[Data entries]
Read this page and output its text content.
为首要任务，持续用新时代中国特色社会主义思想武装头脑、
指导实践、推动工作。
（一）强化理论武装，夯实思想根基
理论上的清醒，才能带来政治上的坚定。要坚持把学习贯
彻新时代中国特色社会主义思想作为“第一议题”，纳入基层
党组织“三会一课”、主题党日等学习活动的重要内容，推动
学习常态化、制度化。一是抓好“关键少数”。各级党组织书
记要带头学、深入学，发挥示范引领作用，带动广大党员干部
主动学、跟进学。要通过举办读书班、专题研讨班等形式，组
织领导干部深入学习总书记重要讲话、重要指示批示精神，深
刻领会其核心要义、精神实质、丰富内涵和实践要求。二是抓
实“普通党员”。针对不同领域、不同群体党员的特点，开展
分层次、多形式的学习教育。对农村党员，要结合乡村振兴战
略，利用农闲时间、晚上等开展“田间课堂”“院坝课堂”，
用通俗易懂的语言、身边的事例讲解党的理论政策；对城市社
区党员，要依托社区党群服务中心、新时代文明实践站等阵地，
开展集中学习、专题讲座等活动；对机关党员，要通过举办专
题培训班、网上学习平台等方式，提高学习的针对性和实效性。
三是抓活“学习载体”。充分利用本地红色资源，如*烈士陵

▶ **DIRECTION**:
Your task is to quote all of the data word for word.

▶ **EXERCISE SOLUTION**:
Read this page and output its text content.
为首要任务，持续用新时代中国特色社会主义思想武装头脑、
指导实践、推动工作。
（一）强化理论武装，夯实思想根基
理论上的清醒，才能带来政治上的坚定。要坚持把学习贯
彻新时代中国特色社会主义思想作为“第一议题”，纳入基层
党组织“三会一课”、主题党日等学习活动的重要内容，推动
学习常态化、制度化。一是抓好“关键少数”。各级党组织书
记要带头学、深入学，发挥示范引领作用，带动广大党员干部
主动学、跟进学。要通过举办读书班、专题研讨班等形式，组
织领导干部深入学习总书记重要讲话、重要指示批示精神，深
刻领会其核心要义、精神实质、丰富内涵和实践要求。二是抓
实“普通党员”。针对不同领域、不同群体党员的特点，开展
分层次、多形式的学习教育。对农村党员，要结合乡村振兴战
略，利用农闲时间、晚上等开展“田间课堂”“院坝课堂”，
用通俗易懂的语言、身边的事例讲解党的理论政策；对城市社
区党员，要依托社区党群服务中心、新时代文明实践站等阵地，
开展集中学习、专题讲座等活动；对机关党员，要通过举办专
题培训班、网上学习平台等方式，提高学习的针对性和实效性。
三是抓活“学习载体”。充分利用本地红色资源，如*烈士陵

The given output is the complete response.